» **WHAT TO WORK ON**: Retype all the records with nothing changed.

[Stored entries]
|---|

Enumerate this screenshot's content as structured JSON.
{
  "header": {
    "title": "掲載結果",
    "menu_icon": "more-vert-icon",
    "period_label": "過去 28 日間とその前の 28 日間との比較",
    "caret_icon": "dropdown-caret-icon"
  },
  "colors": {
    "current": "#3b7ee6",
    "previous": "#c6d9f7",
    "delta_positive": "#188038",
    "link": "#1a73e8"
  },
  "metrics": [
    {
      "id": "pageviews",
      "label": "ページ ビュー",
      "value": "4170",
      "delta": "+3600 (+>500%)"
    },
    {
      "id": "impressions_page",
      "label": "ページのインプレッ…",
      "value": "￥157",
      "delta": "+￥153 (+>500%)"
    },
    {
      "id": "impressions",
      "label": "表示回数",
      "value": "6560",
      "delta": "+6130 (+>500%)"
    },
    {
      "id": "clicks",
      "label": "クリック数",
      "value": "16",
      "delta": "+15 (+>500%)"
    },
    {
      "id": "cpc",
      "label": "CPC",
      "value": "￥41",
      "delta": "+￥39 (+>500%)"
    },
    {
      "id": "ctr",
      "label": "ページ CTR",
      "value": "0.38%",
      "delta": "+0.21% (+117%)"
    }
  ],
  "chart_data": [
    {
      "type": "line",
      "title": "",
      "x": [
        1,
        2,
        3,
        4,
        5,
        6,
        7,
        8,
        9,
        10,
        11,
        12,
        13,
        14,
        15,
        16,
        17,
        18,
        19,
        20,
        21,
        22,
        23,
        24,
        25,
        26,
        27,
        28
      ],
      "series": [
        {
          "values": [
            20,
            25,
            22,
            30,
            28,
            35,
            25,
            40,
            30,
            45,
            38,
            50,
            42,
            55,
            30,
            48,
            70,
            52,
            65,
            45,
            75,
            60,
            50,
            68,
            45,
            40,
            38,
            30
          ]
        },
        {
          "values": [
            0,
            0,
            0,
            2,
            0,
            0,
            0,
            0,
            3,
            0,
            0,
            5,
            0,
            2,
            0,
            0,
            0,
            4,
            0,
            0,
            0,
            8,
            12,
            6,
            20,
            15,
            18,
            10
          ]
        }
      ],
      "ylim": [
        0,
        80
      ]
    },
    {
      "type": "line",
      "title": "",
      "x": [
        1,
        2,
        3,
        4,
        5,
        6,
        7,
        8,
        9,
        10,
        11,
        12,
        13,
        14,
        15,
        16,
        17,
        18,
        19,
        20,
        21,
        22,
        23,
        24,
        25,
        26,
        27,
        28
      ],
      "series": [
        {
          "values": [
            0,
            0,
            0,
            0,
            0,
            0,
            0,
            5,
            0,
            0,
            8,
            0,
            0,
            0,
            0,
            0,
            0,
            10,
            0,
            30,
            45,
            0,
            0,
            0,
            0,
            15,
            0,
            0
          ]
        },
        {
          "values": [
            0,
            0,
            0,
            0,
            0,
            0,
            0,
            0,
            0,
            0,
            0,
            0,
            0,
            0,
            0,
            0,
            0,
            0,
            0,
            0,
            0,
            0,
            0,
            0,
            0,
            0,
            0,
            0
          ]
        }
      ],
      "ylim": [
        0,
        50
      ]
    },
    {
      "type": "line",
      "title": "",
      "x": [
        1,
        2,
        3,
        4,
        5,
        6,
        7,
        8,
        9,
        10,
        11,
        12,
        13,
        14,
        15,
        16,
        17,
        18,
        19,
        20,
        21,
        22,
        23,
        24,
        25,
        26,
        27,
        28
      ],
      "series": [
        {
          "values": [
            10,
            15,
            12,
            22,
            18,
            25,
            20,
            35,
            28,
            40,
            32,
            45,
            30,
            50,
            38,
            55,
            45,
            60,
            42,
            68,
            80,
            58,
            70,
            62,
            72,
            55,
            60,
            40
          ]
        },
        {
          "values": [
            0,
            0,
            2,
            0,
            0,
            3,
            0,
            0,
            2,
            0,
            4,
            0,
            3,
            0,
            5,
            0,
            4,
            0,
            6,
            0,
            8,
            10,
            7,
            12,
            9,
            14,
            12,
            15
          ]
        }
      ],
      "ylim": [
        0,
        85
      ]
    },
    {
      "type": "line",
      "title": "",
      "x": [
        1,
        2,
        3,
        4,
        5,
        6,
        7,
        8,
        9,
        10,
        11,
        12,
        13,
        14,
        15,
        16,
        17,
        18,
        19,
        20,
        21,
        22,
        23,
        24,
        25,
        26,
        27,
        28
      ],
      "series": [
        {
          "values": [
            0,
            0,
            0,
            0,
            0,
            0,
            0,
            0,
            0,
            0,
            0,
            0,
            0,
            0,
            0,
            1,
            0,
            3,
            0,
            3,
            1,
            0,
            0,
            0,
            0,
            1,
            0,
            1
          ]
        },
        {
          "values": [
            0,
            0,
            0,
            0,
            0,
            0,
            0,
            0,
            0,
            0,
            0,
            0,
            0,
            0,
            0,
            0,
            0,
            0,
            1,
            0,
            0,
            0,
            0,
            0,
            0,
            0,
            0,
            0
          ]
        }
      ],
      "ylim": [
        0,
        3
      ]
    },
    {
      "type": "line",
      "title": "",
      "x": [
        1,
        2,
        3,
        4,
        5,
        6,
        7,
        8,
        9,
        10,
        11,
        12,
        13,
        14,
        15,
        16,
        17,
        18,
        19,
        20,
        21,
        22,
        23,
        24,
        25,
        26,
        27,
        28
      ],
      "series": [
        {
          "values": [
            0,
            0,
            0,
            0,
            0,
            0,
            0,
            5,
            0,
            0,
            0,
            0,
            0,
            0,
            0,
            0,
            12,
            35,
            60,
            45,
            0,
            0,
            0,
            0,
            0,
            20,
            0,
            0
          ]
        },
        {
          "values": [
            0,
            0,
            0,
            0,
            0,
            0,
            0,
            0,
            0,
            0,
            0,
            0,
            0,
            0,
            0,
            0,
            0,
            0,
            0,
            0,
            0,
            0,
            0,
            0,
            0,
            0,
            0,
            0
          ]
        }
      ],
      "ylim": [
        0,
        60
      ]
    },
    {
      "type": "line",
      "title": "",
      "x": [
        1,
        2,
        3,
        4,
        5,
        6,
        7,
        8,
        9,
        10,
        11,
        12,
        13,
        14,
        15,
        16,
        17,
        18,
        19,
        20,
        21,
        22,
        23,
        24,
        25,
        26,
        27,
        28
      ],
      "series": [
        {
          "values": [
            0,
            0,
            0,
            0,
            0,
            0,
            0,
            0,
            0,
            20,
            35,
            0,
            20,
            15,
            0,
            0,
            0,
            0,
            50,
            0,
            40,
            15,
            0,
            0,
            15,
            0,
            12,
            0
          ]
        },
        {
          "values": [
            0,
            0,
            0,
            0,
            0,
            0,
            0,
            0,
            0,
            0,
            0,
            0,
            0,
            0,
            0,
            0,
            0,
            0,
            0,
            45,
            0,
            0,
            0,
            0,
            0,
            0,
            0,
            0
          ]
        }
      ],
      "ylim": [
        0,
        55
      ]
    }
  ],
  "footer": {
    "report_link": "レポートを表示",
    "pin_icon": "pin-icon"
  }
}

|---|

» **SOLUTION TO THIS EXERCISE**:
Enumerate this screenshot's content as structured JSON.
{
  "header": {
    "title": "掲載結果",
    "menu_icon": "more-vert-icon",
    "period_label": "過去 28 日間とその前の 28 日間との比較",
    "caret_icon": "dropdown-caret-icon"
  },
  "colors": {
    "current": "#3b7ee6",
    "previous": "#c6d9f7",
    "delta_positive": "#188038",
    "link": "#1a73e8"
  },
  "metrics": [
    {
      "id": "pageviews",
      "label": "ページ ビュー",
      "value": "4170",
      "delta": "+3600 (+>500%)"
    },
    {
      "id": "impressions_page",
      "label": "ページのインプレッ…",
      "value": "￥157",
      "delta": "+￥153 (+>500%)"
    },
    {
      "id": "impressions",
      "label": "表示回数",
      "value": "6560",
      "delta": "+6130 (+>500%)"
    },
    {
      "id": "clicks",
      "label": "クリック数",
      "value": "16",
      "delta": "+15 (+>500%)"
    },
    {
      "id": "cpc",
      "label": "CPC",
      "value": "￥41",
      "delta": "+￥39 (+>500%)"
    },
    {
      "id": "ctr",
      "label": "ページ CTR",
      "value": "0.38%",
      "delta": "+0.21% (+117%)"
    }
  ],
  "chart_data": [
    {
      "type": "line",
      "title": "",
      "x": [
        1,
        2,
        3,
        4,
        5,
        6,
        7,
        8,
        9,
        10,
        11,
        12,
        13,
        14,
        15,
        16,
        17,
        18,
        19,
        20,
        21,
        22,
        23,
        24,
        25,
        26,
        27,
        28
      ],
      "series": [
        {
          "values": [
            20,
            25,
            22,
            30,
            28,
            35,
            25,
            40,
            30,
            45,
            38,
            50,
            42,
            55,
            30,
            48,
            70,
            52,
            65,
            45,
            75,
            60,
            50,
            68,
            45,
            40,
            38,
            30
          ]
        },
        {
          "values": [
            0,
            0,
            0,
            2,
            0,
            0,
            0,
            0,
            3,
            0,
            0,
            5,
            0,
            2,
            0,
            0,
            0,
            4,
            0,
            0,
            0,
            8,
            12,
            6,
            20,
            15,
            18,
            10
          ]
        }
      ],
      "ylim": [
        0,
        80
      ]
    },
    {
      "type": "line",
      "title": "",
      "x": [
        1,
        2,
        3,
        4,
        5,
        6,
        7,
        8,
        9,
        10,
        11,
        12,
        13,
        14,
        15,
        16,
        17,
        18,
        19,
        20,
        21,
        22,
        23,
        24,
        25,
        26,
        27,
        28
      ],
      "series": [
        {
          "values": [
            0,
            0,
            0,
            0,
            0,
            0,
            0,
            5,
            0,
            0,
            8,
            0,
            0,
            0,
            0,
            0,
            0,
            10,
            0,
            30,
            45,
            0,
            0,
            0,
            0,
            15,
            0,
            0
          ]
        },
        {
          "values": [
            0,
            0,
            0,
            0,
            0,
            0,
            0,
            0,
            0,
            0,
            0,
            0,
            0,
            0,
            0,
            0,
            0,
            0,
            0,
            0,
            0,
            0,
            0,
            0,
            0,
            0,
            0,
            0
          ]
        }
      ],
      "ylim": [
        0,
        50
      ]
    },
    {
      "type": "line",
      "title": "",
      "x": [
        1,
        2,
        3,
        4,
        5,
        6,
        7,
        8,
        9,
        10,
        11,
        12,
        13,
        14,
        15,
        16,
        17,
        18,
        19,
        20,
        21,
        22,
        23,
        24,
        25,
        26,
        27,
        28
      ],
      "series": [
        {
          "values": [
            10,
            15,
            12,
            22,
            18,
            25,
            20,
            35,
            28,
            40,
            32,
            45,
            30,
            50,
            38,
            55,
            45,
            60,
            42,
            68,
            80,
            58,
            70,
            62,
            72,
            55,
            60,
            40
          ]
        },
        {
          "values": [
            0,
            0,
            2,
            0,
            0,
            3,
            0,
            0,
            2,
            0,
            4,
            0,
            3,
            0,
            5,
            0,
            4,
            0,
            6,
            0,
            8,
            10,
            7,
            12,
            9,
            14,
            12,
            15
          ]
        }
      ],
      "ylim": [
        0,
        85
      ]
    },
    {
      "type": "line",
      "title": "",
      "x": [
        1,
        2,
        3,
        4,
        5,
        6,
        7,
        8,
        9,
        10,
        11,
        12,
        13,
        14,
        15,
        16,
        17,
        18,
        19,
        20,
        21,
        22,
        23,
        24,
        25,
        26,
        27,
        28
      ],
      "series": [
        {
          "values": [
            0,
            0,
            0,
            0,
            0,
            0,
            0,
            0,
            0,
            0,
            0,
            0,
            0,
            0,
            0,
            1,
            0,
            3,
            0,
            3,
            1,
            0,
            0,
            0,
            0,
            1,
            0,
            1
          ]
        },
        {
          "values": [
            0,
            0,
            0,
            0,
            0,
            0,
            0,
            0,
            0,
            0,
            0,
            0,
            0,
            0,
            0,
            0,
            0,
            0,
            1,
            0,
            0,
            0,
            0,
            0,
            0,
            0,
            0,
            0
          ]
        }
      ],
      "ylim": [
        0,
        3
      ]
    },
    {
      "type": "line",
      "title": "",
      "x": [
        1,
        2,
        3,
        4,
        5,
        6,
        7,
        8,
        9,
        10,
        11,
        12,
        13,
        14,
        15,
        16,
        17,
        18,
        19,
        20,
        21,
        22,
        23,
        24,
        25,
        26,
        27,
        28
      ],
      "series": [
        {
          "values": [
            0,
            0,
            0,
            0,
            0,
            0,
            0,
            5,
            0,
            0,
            0,
            0,
            0,
            0,
            0,
            0,
            12,
            35,
            60,
            45,
            0,
            0,
            0,
            0,
            0,
            20,
            0,
            0
          ]
        },
        {
          "values": [
            0,
            0,
            0,
            0,
            0,
            0,
            0,
            0,
            0,
            0,
            0,
            0,
            0,
            0,
            0,
            0,
            0,
            0,
            0,
            0,
            0,
            0,
            0,
            0,
            0,
            0,
            0,
            0
          ]
        }
      ],
      "ylim": [
        0,
        60
      ]
    },
    {
      "type": "line",
      "title": "",
      "x": [
        1,
        2,
        3,
        4,
        5,
        6,
        7,
        8,
        9,
        10,
        11,
        12,
        13,
        14,
        15,
        16,
        17,
        18,
        19,
        20,
        21,
        22,
        23,
        24,
        25,
        26,
        27,
        28
      ],
      "series": [
        {
          "values": [
            0,
            0,
            0,
            0,
            0,
            0,
            0,
            0,
            0,
            20,
            35,
            0,
            20,
            15,
            0,
            0,
            0,
            0,
            50,
            0,
            40,
            15,
            0,
            0,
            15,
            0,
            12,
            0
          ]
        },
        {
          "values": [
            0,
            0,
            0,
            0,
            0,
            0,
            0,
            0,
            0,
            0,
            0,
            0,
            0,
            0,
            0,
            0,
            0,
            0,
            0,
            45,
            0,
            0,
            0,
            0,
            0,
            0,
            0,
            0
          ]
        }
      ],
      "ylim": [
        0,
        55
      ]
    }
  ],
  "footer": {
    "report_link": "レポートを表示",
    "pin_icon": "pin-icon"
  }
}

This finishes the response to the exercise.